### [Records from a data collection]
* * * * *
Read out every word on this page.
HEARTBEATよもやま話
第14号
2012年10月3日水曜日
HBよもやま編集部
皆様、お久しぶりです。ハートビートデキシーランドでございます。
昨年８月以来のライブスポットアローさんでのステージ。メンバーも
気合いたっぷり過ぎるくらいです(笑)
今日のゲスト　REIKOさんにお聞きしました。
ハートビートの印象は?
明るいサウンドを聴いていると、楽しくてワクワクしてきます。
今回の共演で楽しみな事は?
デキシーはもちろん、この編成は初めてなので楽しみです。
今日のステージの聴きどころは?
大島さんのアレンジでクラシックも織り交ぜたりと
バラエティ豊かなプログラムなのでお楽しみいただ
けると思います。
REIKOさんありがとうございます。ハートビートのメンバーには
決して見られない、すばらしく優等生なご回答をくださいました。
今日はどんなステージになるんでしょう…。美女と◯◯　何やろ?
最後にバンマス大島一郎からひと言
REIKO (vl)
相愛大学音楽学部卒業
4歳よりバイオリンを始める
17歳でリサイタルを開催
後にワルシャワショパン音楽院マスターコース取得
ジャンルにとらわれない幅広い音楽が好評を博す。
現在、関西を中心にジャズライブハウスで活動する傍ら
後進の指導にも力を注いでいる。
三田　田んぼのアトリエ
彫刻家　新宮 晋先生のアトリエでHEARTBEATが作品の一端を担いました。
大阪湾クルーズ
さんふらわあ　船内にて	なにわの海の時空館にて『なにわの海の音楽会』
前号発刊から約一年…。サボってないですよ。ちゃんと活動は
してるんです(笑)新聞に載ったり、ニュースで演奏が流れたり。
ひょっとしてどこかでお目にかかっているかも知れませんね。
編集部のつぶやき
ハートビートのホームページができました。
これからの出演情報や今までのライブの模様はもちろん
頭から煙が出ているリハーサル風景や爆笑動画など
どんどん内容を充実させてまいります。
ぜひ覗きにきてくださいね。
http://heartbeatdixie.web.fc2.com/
* * * * *
Would you reproduce the material above in full, exactly as given?

Read out every word on this page.
HEARTBEATよもやま話
第14号
2012年10月3日水曜日
HBよもやま編集部
皆様、お久しぶりです。ハートビートデキシーランドでございます。
昨年８月以来のライブスポットアローさんでのステージ。メンバーも
気合いたっぷり過ぎるくらいです(笑)
今日のゲスト　REIKOさんにお聞きしました。
ハートビートの印象は?
明るいサウンドを聴いていると、楽しくてワクワクしてきます。
今回の共演で楽しみな事は?
デキシーはもちろん、この編成は初めてなので楽しみです。
今日のステージの聴きどころは?
大島さんのアレンジでクラシックも織り交ぜたりと
バラエティ豊かなプログラムなのでお楽しみいただ
けると思います。
REIKOさんありがとうございます。ハートビートのメンバーには
決して見られない、すばらしく優等生なご回答をくださいました。
今日はどんなステージになるんでしょう…。美女と◯◯　何やろ?
最後にバンマス大島一郎からひと言
REIKO (vl)
相愛大学音楽学部卒業
4歳よりバイオリンを始める
17歳でリサイタルを開催
後にワルシャワショパン音楽院マスターコース取得
ジャンルにとらわれない幅広い音楽が好評を博す。
現在、関西を中心にジャズライブハウスで活動する傍ら
後進の指導にも力を注いでいる。
三田　田んぼのアトリエ
彫刻家　新宮 晋先生のアトリエでHEARTBEATが作品の一端を担いました。
大阪湾クルーズ
さんふらわあ　船内にて	なにわの海の時空館にて『なにわの海の音楽会』
前号発刊から約一年…。サボってないですよ。ちゃんと活動は
してるんです(笑)新聞に載ったり、ニュースで演奏が流れたり。
ひょっとしてどこかでお目にかかっているかも知れませんね。
編集部のつぶやき
ハートビートのホームページができました。
これからの出演情報や今までのライブの模様はもちろん
頭から煙が出ているリハーサル風景や爆笑動画など
どんどん内容を充実させてまいります。
ぜひ覗きにきてくださいね。
http://heartbeatdixie.web.fc2.com/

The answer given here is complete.